▶ [WRITTEN TASK A] From the fishing report thread, list every kind of fish the captain names for the first stop of the trip.
▶ [WRITTEN TASK B] In the entries, duplicate the lines from the one with "bell-icon: [1162, 437, 1186, 461]" up to and including the one with "weekday-label: 二: [989, 165, 1003, 183]".

▶ [SELECTED EXTRACT]
# Noaa Forecast 3-5's and lots of VOMIT!!!!!



## Capt. Delynn (Oct 4, 2007)

Had the pleasure to fish with Mr. Pat and his crew out of Legendary Marina in Destin yesterday. NOAA was calling for 3 to 5 and small craft should exercise caution. But, it was the only day he could fish this week, so off we go. As we were catching bait, the seas did not look to bad. But, that was the calm before the storm. The spanish and kings were sooooooo thick it was tough making bait. We got alot of heads and chopped up bait rigs in the boat. I bet we went through 15 to 20 sabikis. If you want spanish and kings, get to the pass now and help me save some bait rigs. Please Please Please. We ended up with enough bait to get started and one not feeling so good. So, off we go at 25 knots then down to 20 knots and at one time I look down and we are only doing about 12 knots. Oh this is going to take forever to get there. First stop, scamps, sharks, 2 blackfin, 3 amberjacks and 3 more sick fisherman. The bite was on fire then Mr. Pat who is way tougher than I am says we can go in anytime, we have enough. The Green on his face told the whole story. The waves are big, really big. I talked him into letting me make a half mile crawl to atleast finish our amberjack limit and he is game. We get our 5 more jacks and head to the hill. Halfway home the water lays down so we can run on in. Not a pretty day to be fishing but we had to try. At least we are home early. Mr. Alan was the king of the day with the biggest shark, tuna, and amberjack. He is in his mid 70's and still more of a man than I will ever be. These older gentleman are just tough as nails. Looks like Thur and Friday will be good but not the weekend. Good luck all. Get out there when you can but by all means Be Safe. Only two pictures. Some of the crew with the catch and Mr. Alan with a couple of the bigger scamps.


----------



## Capt. Delynn (Oct 4, 2007)

*another pic*


----------



## feelin' wright (Oct 7, 2007)

Those are some fine scamps. What water depth do you fish for your scamps. I have been around 220 and can catch them, but none of that size. Should I move deeper to around 400 Ft? 

Congrats on a hell of a trip. You definetly know how to put them in the boat.


----------



## lobsterman (Sep 30, 2007)

You definitely put a whoopin on em. Great haul.


----------



## sniperpeeps (Mar 5, 2011)

Dangit man, as always an awesome report.


----------



## grey ghost (Jul 24, 2011)

Nice!! that ocean motion will get tha best of anybody sometimes??!! LOL


----------



## Snatch it (Feb 17, 2009)

Nice haul!!!!


----------



## FishGolfDrink (Apr 19, 2011)

those scamps are making my mouth water... awesome


----------



## PorknBeans (Nov 21, 2007)

great job capt!! way to tough it out!


----------



## Realtor (Oct 1, 2007)

way to "hang in there" and make the trip!


----------



## 192 (Oct 1, 2007)

VERY nice scamp!


----------



## Capt. Delynn (Oct 4, 2007)

Thanks guys. I have been finding the scamp all over the place. 160 to 300 but my buddies will not fish any deeper than that. I catch heck when I make them reel up 300 feet. So I try to keep it shallower if I can. 400 is a long way to bottom but even farther up. That is what electrics are for. I fish the deep stuff when shallow water grouper are closed but that is about it. I fished a place awhile back that was 190 and it had some studs on it. Got 10 or so over 10 lbs when I fished it. It was an insane bite. IF you could get to the bottom, reel because he was already on there. So deeper is not always better. They are spawning so find that spot and they will be loaded up. Just keep looking and when you find it, HOME RUN. You will make your limit right there. The edge is loaded up in some places right now. I have made several trips there in the past couple weeks and got my limit everytime. Hope this helps. Good luck.


----------



## fishn4fun (May 11, 2008)

Man that's a nice haul way to beat the conditions and fill the box


----------



## my3nme (Oct 9, 2007)

Nice fish Capt.


----------

▶ [INPUT]
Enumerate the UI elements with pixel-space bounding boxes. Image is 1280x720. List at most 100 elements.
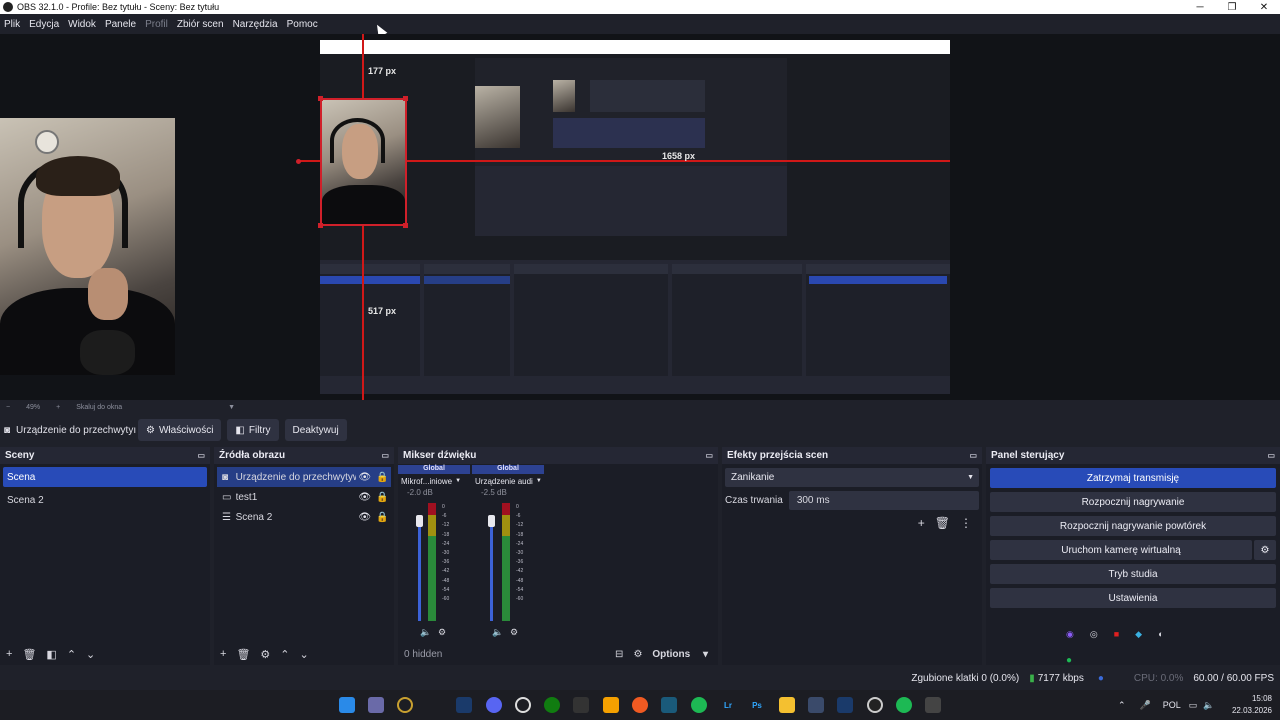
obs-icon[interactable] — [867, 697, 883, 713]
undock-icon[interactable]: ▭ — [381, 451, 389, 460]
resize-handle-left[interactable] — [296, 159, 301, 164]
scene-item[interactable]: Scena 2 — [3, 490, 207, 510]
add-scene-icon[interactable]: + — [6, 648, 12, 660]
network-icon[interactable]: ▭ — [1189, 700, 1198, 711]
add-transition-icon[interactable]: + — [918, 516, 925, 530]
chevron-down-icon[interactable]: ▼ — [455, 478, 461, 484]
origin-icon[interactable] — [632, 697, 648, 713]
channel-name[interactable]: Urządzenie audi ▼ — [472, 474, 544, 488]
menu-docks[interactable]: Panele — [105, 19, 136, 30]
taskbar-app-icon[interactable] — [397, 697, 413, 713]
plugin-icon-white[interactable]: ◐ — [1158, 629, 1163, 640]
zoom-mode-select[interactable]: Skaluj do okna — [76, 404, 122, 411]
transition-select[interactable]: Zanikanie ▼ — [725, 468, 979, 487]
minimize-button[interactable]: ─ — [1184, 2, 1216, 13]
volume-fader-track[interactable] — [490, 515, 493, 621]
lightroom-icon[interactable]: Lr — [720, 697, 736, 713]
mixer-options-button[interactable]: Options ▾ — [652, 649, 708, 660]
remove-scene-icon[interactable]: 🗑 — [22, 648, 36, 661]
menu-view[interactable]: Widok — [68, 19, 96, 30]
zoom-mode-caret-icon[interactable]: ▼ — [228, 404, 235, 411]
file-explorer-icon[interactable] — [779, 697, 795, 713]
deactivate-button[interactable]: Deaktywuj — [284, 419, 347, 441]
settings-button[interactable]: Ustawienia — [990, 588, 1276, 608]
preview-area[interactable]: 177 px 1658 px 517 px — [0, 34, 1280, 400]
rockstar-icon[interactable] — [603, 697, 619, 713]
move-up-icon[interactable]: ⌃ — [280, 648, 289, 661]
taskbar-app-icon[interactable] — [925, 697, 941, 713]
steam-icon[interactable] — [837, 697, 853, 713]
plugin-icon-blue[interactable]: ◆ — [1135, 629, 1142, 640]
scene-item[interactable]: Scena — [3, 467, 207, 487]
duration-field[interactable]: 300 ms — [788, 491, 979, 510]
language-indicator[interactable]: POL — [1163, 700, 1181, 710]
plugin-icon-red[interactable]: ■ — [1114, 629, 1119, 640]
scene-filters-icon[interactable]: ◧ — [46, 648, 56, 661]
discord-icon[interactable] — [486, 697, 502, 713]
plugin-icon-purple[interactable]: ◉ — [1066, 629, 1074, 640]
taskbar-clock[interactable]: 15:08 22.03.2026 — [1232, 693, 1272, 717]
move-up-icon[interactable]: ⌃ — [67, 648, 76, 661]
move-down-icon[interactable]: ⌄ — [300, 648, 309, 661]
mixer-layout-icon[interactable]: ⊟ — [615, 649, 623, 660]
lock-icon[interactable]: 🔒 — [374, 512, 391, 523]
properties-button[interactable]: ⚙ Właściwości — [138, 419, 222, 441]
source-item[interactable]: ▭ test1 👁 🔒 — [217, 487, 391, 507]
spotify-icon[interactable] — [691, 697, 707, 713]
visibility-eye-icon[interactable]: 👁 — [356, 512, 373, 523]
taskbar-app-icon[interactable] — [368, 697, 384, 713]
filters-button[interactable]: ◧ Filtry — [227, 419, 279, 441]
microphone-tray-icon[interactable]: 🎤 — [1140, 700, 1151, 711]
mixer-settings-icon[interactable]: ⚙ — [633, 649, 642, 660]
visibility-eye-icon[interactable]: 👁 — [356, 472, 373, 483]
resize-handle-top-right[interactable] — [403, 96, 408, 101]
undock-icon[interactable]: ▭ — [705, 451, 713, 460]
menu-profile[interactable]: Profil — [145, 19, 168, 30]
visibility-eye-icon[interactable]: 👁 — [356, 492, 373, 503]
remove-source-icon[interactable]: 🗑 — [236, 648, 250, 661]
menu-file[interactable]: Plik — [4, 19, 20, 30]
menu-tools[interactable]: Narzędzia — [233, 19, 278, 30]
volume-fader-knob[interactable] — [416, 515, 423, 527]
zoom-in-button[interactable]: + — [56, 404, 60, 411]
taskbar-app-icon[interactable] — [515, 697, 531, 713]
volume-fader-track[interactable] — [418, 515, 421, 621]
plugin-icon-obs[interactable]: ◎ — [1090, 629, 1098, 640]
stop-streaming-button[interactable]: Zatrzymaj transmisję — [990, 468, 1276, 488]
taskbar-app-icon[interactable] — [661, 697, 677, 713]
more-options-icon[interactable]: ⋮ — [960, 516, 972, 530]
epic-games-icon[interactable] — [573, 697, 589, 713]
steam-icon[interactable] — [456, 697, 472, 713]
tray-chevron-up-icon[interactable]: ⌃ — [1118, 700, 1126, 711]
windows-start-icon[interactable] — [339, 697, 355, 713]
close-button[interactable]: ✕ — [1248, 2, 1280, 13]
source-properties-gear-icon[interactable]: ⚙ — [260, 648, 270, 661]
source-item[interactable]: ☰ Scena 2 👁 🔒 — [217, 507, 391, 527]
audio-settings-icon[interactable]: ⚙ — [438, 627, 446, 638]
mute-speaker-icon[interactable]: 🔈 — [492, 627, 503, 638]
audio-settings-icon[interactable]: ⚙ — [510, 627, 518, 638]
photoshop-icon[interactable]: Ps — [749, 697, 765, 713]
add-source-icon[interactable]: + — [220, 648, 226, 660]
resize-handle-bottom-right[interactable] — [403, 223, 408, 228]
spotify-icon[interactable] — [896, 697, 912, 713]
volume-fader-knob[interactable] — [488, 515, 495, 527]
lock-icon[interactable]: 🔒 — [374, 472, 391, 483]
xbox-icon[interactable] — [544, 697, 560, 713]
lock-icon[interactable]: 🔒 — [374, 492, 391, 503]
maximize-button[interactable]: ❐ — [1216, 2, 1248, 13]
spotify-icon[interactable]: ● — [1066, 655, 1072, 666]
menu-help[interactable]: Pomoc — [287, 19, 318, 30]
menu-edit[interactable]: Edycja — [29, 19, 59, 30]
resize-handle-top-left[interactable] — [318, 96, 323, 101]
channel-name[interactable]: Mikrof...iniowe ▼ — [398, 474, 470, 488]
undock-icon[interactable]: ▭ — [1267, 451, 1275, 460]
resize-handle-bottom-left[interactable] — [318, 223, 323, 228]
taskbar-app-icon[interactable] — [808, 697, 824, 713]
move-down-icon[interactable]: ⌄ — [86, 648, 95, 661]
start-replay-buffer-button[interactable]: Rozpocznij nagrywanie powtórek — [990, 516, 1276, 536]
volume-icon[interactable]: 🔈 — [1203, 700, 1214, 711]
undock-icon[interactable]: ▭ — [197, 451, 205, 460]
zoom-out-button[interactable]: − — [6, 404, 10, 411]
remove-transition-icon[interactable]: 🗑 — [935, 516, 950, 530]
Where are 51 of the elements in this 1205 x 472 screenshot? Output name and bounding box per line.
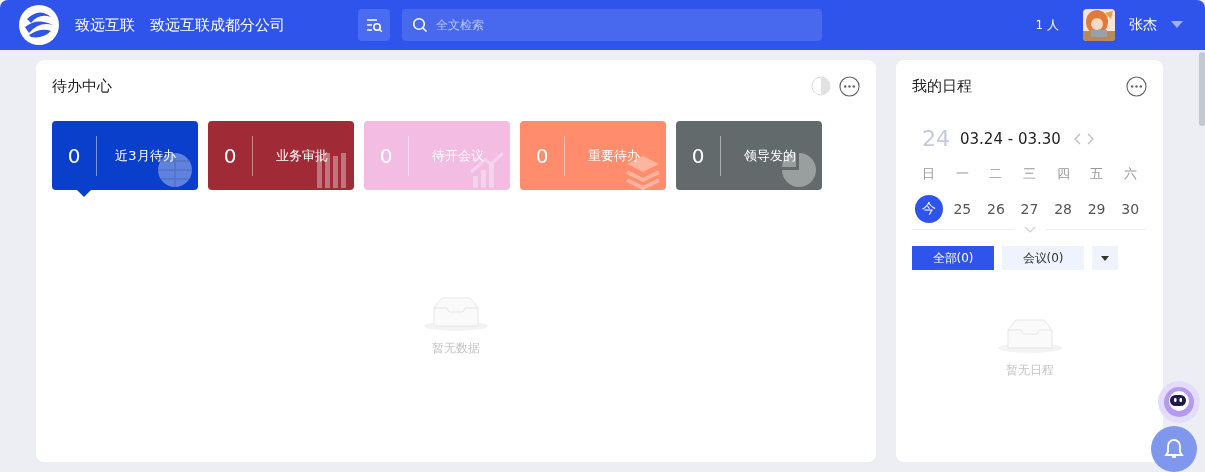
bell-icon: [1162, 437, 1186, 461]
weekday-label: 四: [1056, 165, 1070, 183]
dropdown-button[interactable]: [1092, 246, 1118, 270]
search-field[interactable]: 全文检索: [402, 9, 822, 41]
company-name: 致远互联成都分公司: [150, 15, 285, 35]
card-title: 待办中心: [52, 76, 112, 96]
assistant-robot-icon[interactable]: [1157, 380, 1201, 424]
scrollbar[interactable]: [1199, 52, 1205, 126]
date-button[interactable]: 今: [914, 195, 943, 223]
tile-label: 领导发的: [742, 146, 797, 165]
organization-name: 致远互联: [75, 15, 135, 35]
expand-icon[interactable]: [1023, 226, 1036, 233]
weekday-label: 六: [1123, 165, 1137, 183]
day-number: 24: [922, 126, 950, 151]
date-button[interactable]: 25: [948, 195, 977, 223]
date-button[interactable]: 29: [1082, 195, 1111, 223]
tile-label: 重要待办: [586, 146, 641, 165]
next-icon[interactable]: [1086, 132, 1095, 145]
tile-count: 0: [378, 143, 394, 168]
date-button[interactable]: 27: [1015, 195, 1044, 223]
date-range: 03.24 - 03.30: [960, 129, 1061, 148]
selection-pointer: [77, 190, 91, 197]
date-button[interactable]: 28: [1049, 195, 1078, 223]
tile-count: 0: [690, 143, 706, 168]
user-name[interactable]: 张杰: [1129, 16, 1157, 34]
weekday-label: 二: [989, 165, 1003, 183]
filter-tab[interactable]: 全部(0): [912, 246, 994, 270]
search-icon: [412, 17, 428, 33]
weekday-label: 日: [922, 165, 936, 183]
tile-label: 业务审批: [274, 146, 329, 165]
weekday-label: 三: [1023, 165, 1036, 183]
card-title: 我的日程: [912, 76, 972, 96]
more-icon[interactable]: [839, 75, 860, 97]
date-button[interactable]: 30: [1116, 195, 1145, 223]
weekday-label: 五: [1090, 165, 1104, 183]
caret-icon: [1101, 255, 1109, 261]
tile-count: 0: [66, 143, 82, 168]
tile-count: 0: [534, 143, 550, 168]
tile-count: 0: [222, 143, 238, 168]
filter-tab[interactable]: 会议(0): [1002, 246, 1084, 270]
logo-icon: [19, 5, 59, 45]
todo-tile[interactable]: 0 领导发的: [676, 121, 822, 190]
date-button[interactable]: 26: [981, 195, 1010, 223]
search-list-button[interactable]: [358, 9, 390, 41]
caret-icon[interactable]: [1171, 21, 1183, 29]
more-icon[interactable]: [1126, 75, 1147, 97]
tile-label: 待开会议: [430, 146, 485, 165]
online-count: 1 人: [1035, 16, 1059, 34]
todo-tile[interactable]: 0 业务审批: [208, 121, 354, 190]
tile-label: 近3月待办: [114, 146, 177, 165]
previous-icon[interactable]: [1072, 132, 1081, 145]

▶ [PROBLEM SOLUTION A]
- scamps
- sharks
- blackfin
- amberjacks

▶ [PROBLEM SOLUTION B]
bell-icon: [1162, 437, 1186, 461]
weekday-label: 四: [1056, 165, 1070, 183]
dropdown-button[interactable]: [1092, 246, 1118, 270]
search-field[interactable]: 全文检索: [402, 9, 822, 41]
company-name: 致远互联成都分公司: [150, 15, 285, 35]
card-title: 待办中心: [52, 76, 112, 96]
assistant-robot-icon[interactable]: [1157, 380, 1201, 424]
scrollbar[interactable]: [1199, 52, 1205, 126]
date-button[interactable]: 今: [914, 195, 943, 223]
tile-label: 领导发的: [742, 146, 797, 165]
organization-name: 致远互联: [75, 15, 135, 35]
expand-icon[interactable]: [1023, 226, 1036, 233]
weekday-label: 六: [1123, 165, 1137, 183]
day-number: 24: [922, 126, 950, 151]
date-button[interactable]: 25: [948, 195, 977, 223]
date-button[interactable]: 29: [1082, 195, 1111, 223]
tile-label: 重要待办: [586, 146, 641, 165]
next-icon[interactable]: [1086, 132, 1095, 145]
tile-count: 0: [378, 143, 394, 168]
date-button[interactable]: 27: [1015, 195, 1044, 223]
date-range: 03.24 - 03.30: [960, 129, 1061, 148]
selection-pointer: [77, 190, 91, 197]
date-button[interactable]: 28: [1049, 195, 1078, 223]
tile-count: 0: [690, 143, 706, 168]
user-name[interactable]: 张杰: [1129, 16, 1157, 34]
weekday-label: 二: [989, 165, 1003, 183]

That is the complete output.